Exercise instructions:
Determine the number of lines where "communicate" occurs and reply with that number by itself.

----- Supplied material -----

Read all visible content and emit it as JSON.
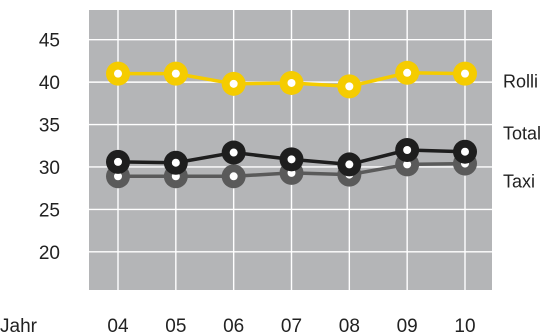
{
  "chart_data": {
    "type": "line",
    "xlabel": "Jahr",
    "ylabel": "",
    "title": "",
    "x": [
      "04",
      "05",
      "06",
      "07",
      "08",
      "09",
      "10"
    ],
    "yticks": [
      20,
      25,
      30,
      35,
      40,
      45
    ],
    "ylim": [
      15.5,
      48.5
    ],
    "grid": true,
    "legend_position": "right (labels beside line ends)",
    "series": [
      {
        "name": "Rolli",
        "values": [
          41.0,
          41.0,
          39.8,
          39.9,
          39.5,
          41.1,
          41.0
        ],
        "color": "#F5CC00"
      },
      {
        "name": "Total",
        "values": [
          30.6,
          30.5,
          31.7,
          30.9,
          30.3,
          32.0,
          31.8
        ],
        "color": "#1E1E1E"
      },
      {
        "name": "Taxi",
        "values": [
          28.9,
          28.9,
          28.9,
          29.3,
          29.1,
          30.3,
          30.4
        ],
        "color": "#5A5A5A"
      }
    ],
    "colors": {
      "plot_background": "#B4B5B7",
      "gridline": "#FFFFFF",
      "marker_center": "#FFFFFF",
      "text": "#222222"
    }
  }
}
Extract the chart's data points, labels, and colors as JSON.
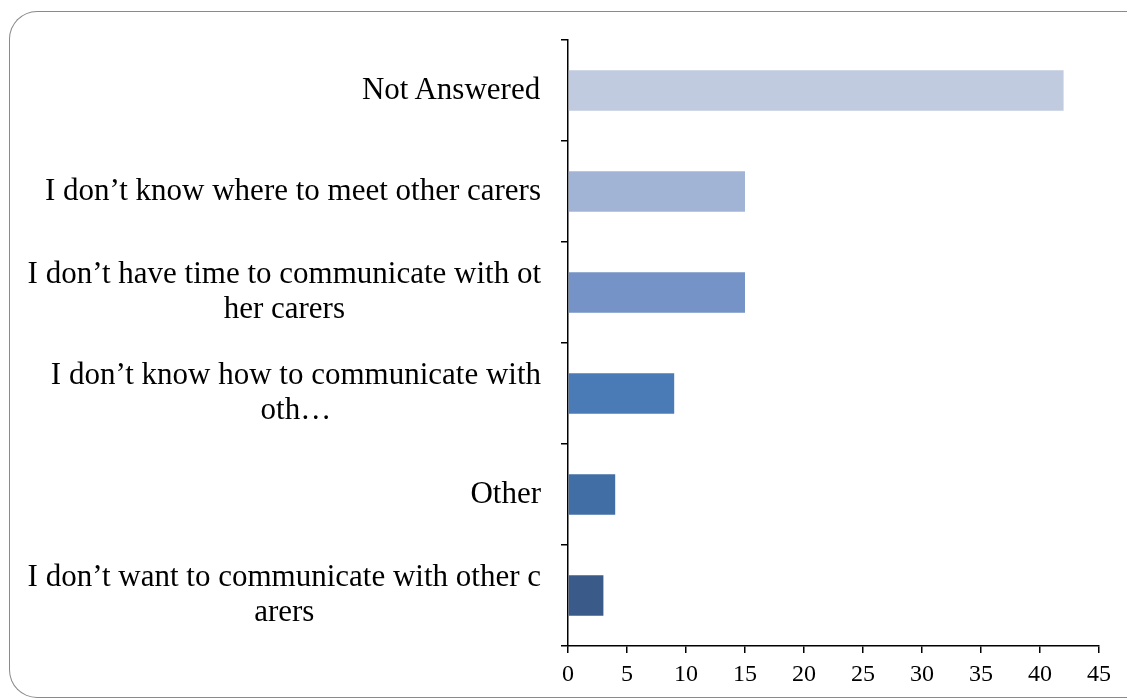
{
  "chart_data": {
    "type": "bar",
    "orientation": "horizontal",
    "categories": [
      "Not Answered",
      "I don’t know where to meet other carers",
      "I don’t have time to communicate with ot\nher carers",
      "I don’t know how to communicate with\noth…",
      "Other",
      "I don’t want to communicate with other c\narers"
    ],
    "values": [
      42,
      15,
      15,
      9,
      4,
      3
    ],
    "colors": [
      "#c1cbe0",
      "#a2b4d6",
      "#7593c6",
      "#4a7bb7",
      "#426ea6",
      "#3a5a8a"
    ],
    "xlim": [
      0,
      45
    ],
    "xticks": [
      0,
      5,
      10,
      15,
      20,
      25,
      30,
      35,
      40,
      45
    ],
    "legend": false
  }
}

-----

Response to the exercise:
3